▸ REQUIRED TASK: Give, as a bare number, the count of lines that contain the word "gradient".

▸ GIVEN DATA:

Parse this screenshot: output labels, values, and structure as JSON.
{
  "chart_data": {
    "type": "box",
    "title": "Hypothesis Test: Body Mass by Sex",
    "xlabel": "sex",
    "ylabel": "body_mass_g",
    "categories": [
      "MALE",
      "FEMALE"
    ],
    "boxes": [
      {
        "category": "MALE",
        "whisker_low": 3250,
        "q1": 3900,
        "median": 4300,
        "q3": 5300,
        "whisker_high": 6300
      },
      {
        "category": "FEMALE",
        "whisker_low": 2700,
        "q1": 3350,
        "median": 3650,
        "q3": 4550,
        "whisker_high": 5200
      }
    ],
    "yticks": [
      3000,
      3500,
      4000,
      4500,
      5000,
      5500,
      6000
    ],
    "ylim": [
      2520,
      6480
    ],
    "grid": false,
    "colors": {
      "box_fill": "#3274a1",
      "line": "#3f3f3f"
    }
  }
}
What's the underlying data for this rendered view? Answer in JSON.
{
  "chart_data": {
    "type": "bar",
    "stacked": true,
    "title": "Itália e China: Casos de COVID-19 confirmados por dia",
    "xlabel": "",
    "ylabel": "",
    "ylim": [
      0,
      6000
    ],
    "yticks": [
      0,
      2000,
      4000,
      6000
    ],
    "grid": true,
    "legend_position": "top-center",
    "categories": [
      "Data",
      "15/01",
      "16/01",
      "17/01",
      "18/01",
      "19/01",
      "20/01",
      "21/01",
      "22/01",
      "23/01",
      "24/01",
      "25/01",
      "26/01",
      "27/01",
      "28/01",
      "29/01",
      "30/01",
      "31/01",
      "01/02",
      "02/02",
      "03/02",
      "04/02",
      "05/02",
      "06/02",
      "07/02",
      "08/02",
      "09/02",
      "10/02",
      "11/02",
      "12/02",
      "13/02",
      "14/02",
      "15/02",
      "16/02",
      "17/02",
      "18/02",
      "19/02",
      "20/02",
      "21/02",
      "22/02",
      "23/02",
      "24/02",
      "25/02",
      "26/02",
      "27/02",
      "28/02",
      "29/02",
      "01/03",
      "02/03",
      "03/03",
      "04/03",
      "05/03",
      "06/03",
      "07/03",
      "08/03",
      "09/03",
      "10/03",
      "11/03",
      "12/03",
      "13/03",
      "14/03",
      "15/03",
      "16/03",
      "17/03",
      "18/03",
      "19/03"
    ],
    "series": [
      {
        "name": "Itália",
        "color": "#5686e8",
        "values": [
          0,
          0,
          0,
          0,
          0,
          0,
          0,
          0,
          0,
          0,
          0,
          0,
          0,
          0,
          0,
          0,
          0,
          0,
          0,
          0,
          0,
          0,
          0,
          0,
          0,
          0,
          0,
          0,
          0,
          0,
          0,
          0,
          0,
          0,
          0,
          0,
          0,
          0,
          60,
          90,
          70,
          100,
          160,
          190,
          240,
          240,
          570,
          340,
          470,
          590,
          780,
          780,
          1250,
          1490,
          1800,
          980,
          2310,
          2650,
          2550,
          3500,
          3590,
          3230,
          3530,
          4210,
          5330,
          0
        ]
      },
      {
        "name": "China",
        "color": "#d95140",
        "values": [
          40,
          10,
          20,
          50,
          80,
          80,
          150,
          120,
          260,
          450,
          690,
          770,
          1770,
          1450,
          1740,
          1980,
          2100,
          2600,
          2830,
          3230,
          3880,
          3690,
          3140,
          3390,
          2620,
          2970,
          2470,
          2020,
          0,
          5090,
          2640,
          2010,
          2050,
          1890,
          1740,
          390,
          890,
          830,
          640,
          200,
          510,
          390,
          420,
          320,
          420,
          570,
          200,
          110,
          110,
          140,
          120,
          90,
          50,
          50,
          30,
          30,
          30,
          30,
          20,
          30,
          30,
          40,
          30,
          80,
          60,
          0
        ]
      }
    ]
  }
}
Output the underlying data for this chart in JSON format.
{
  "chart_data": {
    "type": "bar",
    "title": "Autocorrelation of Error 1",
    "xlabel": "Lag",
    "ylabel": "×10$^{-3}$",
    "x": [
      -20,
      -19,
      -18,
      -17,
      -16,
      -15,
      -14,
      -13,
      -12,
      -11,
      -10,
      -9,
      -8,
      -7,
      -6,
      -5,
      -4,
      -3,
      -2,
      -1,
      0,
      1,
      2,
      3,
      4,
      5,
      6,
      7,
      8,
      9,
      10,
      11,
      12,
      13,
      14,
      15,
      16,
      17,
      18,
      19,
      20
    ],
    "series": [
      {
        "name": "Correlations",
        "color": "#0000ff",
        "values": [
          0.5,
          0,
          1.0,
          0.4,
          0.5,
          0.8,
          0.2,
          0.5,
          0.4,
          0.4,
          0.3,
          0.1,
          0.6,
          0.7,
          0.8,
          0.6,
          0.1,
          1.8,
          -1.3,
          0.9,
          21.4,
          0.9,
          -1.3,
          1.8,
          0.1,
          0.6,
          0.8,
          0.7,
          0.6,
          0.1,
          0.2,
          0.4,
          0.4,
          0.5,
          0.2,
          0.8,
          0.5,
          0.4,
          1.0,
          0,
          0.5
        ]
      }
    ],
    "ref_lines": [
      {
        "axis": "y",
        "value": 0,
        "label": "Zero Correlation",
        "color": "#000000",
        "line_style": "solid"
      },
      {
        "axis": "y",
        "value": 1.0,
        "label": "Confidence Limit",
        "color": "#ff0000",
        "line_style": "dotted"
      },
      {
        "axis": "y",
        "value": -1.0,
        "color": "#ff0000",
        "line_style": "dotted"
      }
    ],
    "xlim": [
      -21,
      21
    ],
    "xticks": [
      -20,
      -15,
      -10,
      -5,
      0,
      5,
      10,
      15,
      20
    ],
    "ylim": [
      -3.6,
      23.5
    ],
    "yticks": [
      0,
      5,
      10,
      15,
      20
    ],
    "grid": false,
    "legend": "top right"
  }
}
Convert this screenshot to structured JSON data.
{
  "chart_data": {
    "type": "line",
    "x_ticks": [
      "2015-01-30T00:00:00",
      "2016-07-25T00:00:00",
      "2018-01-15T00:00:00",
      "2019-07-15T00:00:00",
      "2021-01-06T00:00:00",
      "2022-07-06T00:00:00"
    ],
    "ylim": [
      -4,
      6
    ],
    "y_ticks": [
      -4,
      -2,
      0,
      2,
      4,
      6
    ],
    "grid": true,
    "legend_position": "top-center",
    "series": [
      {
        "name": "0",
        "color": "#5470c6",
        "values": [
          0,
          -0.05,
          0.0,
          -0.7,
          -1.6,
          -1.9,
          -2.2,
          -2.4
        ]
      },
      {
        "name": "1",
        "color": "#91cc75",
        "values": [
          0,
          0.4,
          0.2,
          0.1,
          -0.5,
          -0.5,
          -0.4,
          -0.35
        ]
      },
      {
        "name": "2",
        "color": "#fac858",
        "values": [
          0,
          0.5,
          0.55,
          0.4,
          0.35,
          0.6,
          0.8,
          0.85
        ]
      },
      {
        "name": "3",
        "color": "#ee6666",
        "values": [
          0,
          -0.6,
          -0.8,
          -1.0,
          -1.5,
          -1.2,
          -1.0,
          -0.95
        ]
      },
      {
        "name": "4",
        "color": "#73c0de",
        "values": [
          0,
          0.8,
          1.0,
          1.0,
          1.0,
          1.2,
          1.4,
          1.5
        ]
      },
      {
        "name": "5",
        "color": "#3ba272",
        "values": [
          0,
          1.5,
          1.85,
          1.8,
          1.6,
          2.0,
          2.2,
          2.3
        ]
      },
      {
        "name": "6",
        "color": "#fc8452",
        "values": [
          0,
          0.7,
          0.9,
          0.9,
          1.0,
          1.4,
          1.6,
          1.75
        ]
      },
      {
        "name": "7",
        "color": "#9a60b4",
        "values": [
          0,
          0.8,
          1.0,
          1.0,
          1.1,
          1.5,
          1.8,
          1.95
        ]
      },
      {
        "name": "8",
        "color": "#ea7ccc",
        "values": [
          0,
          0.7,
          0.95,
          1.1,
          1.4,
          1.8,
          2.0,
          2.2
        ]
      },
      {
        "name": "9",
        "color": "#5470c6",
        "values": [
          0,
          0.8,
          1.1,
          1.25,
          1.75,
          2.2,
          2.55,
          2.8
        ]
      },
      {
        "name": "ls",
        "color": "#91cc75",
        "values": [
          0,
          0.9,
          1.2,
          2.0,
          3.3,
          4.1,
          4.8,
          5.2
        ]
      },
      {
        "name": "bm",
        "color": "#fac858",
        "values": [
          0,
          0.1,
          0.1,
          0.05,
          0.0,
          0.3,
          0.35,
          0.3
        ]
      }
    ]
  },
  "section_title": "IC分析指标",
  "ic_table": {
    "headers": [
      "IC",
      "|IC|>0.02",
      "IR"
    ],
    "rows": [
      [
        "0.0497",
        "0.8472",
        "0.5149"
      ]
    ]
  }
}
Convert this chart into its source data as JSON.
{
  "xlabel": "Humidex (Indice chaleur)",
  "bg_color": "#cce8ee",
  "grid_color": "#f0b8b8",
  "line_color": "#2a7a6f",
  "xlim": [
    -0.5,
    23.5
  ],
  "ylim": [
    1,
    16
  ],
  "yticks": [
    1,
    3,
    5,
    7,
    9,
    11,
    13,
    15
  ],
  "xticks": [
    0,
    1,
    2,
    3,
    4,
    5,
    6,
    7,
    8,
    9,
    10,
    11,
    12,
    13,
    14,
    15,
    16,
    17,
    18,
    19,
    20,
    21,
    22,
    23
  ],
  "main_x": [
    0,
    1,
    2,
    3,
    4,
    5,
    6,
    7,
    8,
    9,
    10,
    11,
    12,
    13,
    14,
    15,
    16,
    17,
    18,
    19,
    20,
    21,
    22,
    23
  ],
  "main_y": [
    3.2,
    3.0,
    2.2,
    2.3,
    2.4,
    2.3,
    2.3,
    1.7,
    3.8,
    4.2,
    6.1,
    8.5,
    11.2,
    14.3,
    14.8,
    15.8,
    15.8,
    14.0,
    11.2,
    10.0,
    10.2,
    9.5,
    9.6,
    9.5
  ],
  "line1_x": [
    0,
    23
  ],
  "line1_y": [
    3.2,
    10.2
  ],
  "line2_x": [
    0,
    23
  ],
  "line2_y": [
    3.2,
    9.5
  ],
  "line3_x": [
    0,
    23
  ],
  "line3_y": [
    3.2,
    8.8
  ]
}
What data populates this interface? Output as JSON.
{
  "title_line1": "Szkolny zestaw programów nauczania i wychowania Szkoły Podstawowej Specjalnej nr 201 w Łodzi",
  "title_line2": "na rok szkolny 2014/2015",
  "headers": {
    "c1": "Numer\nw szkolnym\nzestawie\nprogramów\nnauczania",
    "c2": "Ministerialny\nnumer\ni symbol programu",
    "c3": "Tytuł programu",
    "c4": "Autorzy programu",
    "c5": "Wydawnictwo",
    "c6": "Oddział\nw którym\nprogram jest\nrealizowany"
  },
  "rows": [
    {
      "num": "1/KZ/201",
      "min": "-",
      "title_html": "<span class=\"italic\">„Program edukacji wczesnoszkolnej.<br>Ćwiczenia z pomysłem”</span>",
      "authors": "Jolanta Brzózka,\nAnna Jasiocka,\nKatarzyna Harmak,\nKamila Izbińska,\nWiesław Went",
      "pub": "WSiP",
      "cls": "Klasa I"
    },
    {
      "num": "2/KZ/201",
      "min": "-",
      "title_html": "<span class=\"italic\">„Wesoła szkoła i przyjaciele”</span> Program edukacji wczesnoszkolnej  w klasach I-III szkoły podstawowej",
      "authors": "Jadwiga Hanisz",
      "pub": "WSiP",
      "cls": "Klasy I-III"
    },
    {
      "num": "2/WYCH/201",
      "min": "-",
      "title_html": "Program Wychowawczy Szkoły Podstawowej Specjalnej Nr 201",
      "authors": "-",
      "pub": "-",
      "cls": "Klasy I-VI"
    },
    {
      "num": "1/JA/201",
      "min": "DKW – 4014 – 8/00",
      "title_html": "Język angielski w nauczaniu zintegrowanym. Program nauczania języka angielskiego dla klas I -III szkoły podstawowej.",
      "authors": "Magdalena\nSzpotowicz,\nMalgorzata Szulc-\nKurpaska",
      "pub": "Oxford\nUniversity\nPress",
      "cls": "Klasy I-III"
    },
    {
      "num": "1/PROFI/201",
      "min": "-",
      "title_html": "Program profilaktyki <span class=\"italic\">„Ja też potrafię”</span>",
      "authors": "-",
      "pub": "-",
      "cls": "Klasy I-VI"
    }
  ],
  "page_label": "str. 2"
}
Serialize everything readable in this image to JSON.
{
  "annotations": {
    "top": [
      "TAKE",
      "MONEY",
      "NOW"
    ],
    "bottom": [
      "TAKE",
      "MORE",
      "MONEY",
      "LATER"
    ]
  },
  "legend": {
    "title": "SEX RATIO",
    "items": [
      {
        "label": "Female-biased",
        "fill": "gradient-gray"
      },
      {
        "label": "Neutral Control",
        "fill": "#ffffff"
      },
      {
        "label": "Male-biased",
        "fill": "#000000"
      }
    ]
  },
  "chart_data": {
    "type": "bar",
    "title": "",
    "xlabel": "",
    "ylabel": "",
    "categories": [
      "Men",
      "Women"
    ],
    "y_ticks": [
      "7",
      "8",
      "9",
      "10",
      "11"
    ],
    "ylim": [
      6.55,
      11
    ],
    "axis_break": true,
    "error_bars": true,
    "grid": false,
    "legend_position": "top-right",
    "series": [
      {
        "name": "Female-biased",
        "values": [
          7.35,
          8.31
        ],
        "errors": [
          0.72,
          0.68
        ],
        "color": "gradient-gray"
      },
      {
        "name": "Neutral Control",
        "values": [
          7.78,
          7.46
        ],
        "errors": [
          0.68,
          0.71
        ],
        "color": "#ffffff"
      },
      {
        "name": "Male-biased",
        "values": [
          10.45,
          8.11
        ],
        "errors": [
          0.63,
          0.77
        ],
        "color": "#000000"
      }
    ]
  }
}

▸ COMPLETED TASK: 2